■ **Data records**

========

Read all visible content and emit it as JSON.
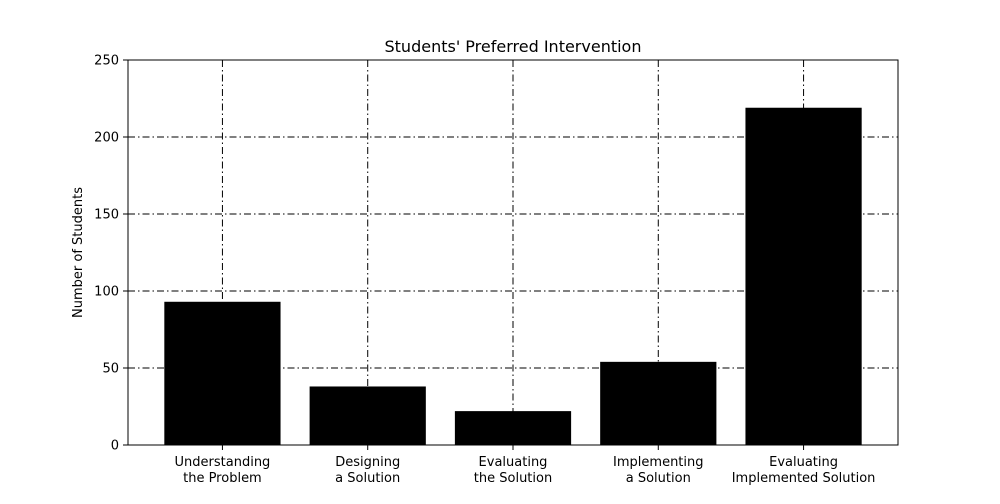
{
  "chart_data": {
    "type": "bar",
    "title": "Students' Preferred Intervention",
    "xlabel": "",
    "ylabel": "Number of Students",
    "categories": [
      [
        "Understanding",
        "the Problem"
      ],
      [
        "Designing",
        "a Solution"
      ],
      [
        "Evaluating",
        "the Solution"
      ],
      [
        "Implementing",
        "a Solution"
      ],
      [
        "Evaluating",
        "Implemented Solution"
      ]
    ],
    "values": [
      93,
      38,
      22,
      54,
      219
    ],
    "ylim": [
      0,
      250
    ],
    "yticks": [
      0,
      50,
      100,
      150,
      200,
      250
    ],
    "grid": true,
    "grid_style": "dash-dot",
    "bar_color": "#000000",
    "legend": "none"
  }
}
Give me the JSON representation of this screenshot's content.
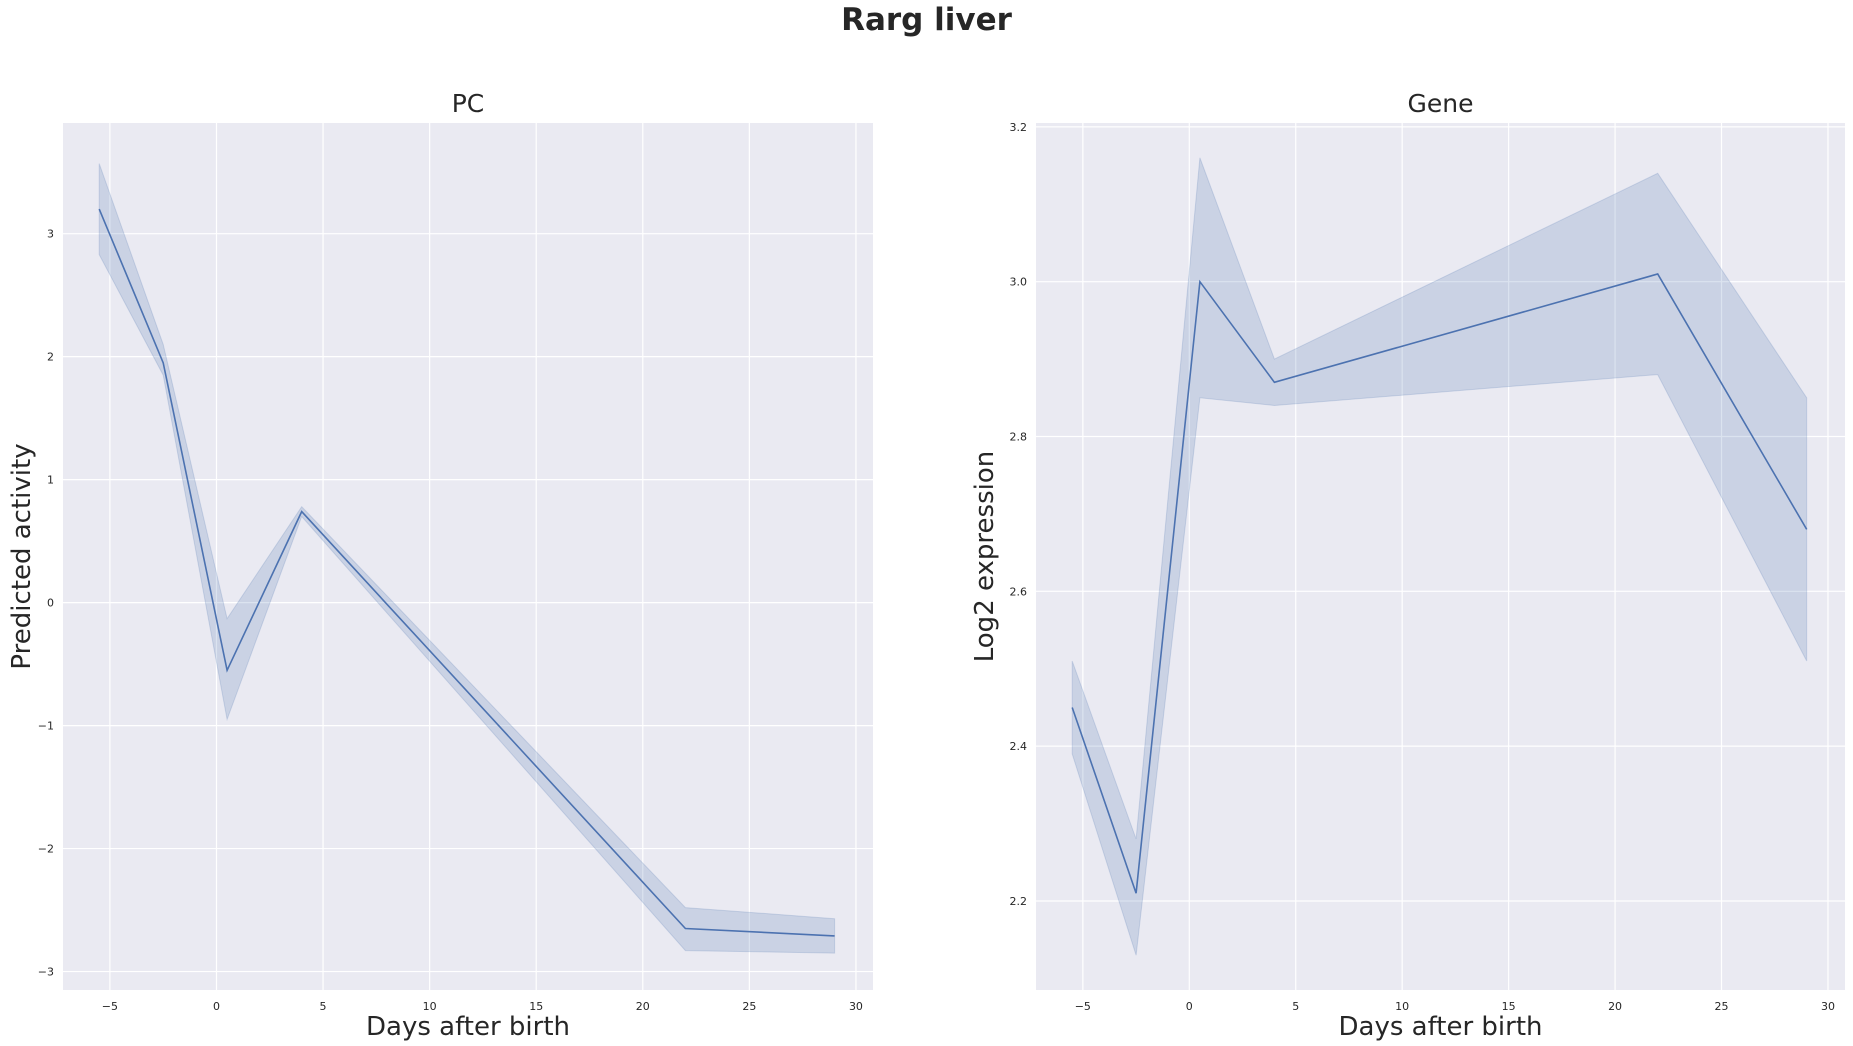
{
  "suptitle": "Rarg liver",
  "colors": {
    "line": "#4c72b0",
    "band": "#4c72b0",
    "plot_bg": "#eaeaf2",
    "grid": "#ffffff"
  },
  "chart_data": [
    {
      "type": "line",
      "title": "PC",
      "xlabel": "Days after birth",
      "ylabel": "Predicted activity",
      "xlim": [
        -7.2,
        30.8
      ],
      "ylim": [
        -3.15,
        3.9
      ],
      "xticks": [
        -5,
        0,
        5,
        10,
        15,
        20,
        25,
        30
      ],
      "yticks": [
        -3,
        -2,
        -1,
        0,
        1,
        2,
        3
      ],
      "grid": true,
      "x": [
        -5.5,
        -2.5,
        0.5,
        4,
        22,
        29
      ],
      "y": [
        3.2,
        1.95,
        -0.55,
        0.74,
        -2.65,
        -2.71
      ],
      "ci_low": [
        2.83,
        1.85,
        -0.95,
        0.7,
        -2.83,
        -2.85
      ],
      "ci_high": [
        3.57,
        2.1,
        -0.13,
        0.78,
        -2.48,
        -2.57
      ]
    },
    {
      "type": "line",
      "title": "Gene",
      "xlabel": "Days after birth",
      "ylabel": "Log2 expression",
      "xlim": [
        -7.2,
        30.8
      ],
      "ylim": [
        2.085,
        3.205
      ],
      "xticks": [
        -5,
        0,
        5,
        10,
        15,
        20,
        25,
        30
      ],
      "yticks": [
        2.2,
        2.4,
        2.6,
        2.8,
        3.0,
        3.2
      ],
      "grid": true,
      "x": [
        -5.5,
        -2.5,
        0.5,
        4,
        22,
        29
      ],
      "y": [
        2.45,
        2.21,
        3.0,
        2.87,
        3.01,
        2.68
      ],
      "ci_low": [
        2.39,
        2.13,
        2.85,
        2.84,
        2.88,
        2.51
      ],
      "ci_high": [
        2.51,
        2.28,
        3.16,
        2.9,
        3.14,
        2.85
      ]
    }
  ]
}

========

■ **Stated exercise**
Write out the listing above again, exactly, but with no pictures in the copy.

■ **Task result**
Read all visible content and emit it as JSON.
{
  "chart_data": {
    "type": "bar",
    "title": "Students' Preferred Intervention",
    "xlabel": "",
    "ylabel": "Number of Students",
    "categories": [
      [
        "Understanding",
        "the Problem"
      ],
      [
        "Designing",
        "a Solution"
      ],
      [
        "Evaluating",
        "the Solution"
      ],
      [
        "Implementing",
        "a Solution"
      ],
      [
        "Evaluating",
        "Implemented Solution"
      ]
    ],
    "values": [
      93,
      38,
      22,
      54,
      219
    ],
    "ylim": [
      0,
      250
    ],
    "yticks": [
      0,
      50,
      100,
      150,
      200,
      250
    ],
    "grid": true,
    "grid_style": "dash-dot",
    "bar_color": "#000000",
    "legend": "none"
  }
}
Give me the JSON representation of this screenshot's content.
{
  "suptitle": "Rarg liver",
  "colors": {
    "line": "#4c72b0",
    "band": "#4c72b0",
    "plot_bg": "#eaeaf2",
    "grid": "#ffffff"
  },
  "chart_data": [
    {
      "type": "line",
      "title": "PC",
      "xlabel": "Days after birth",
      "ylabel": "Predicted activity",
      "xlim": [
        -7.2,
        30.8
      ],
      "ylim": [
        -3.15,
        3.9
      ],
      "xticks": [
        -5,
        0,
        5,
        10,
        15,
        20,
        25,
        30
      ],
      "yticks": [
        -3,
        -2,
        -1,
        0,
        1,
        2,
        3
      ],
      "grid": true,
      "x": [
        -5.5,
        -2.5,
        0.5,
        4,
        22,
        29
      ],
      "y": [
        3.2,
        1.95,
        -0.55,
        0.74,
        -2.65,
        -2.71
      ],
      "ci_low": [
        2.83,
        1.85,
        -0.95,
        0.7,
        -2.83,
        -2.85
      ],
      "ci_high": [
        3.57,
        2.1,
        -0.13,
        0.78,
        -2.48,
        -2.57
      ]
    },
    {
      "type": "line",
      "title": "Gene",
      "xlabel": "Days after birth",
      "ylabel": "Log2 expression",
      "xlim": [
        -7.2,
        30.8
      ],
      "ylim": [
        2.085,
        3.205
      ],
      "xticks": [
        -5,
        0,
        5,
        10,
        15,
        20,
        25,
        30
      ],
      "yticks": [
        2.2,
        2.4,
        2.6,
        2.8,
        3.0,
        3.2
      ],
      "grid": true,
      "x": [
        -5.5,
        -2.5,
        0.5,
        4,
        22,
        29
      ],
      "y": [
        2.45,
        2.21,
        3.0,
        2.87,
        3.01,
        2.68
      ],
      "ci_low": [
        2.39,
        2.13,
        2.85,
        2.84,
        2.88,
        2.51
      ],
      "ci_high": [
        2.51,
        2.28,
        3.16,
        2.9,
        3.14,
        2.85
      ]
    }
  ]
}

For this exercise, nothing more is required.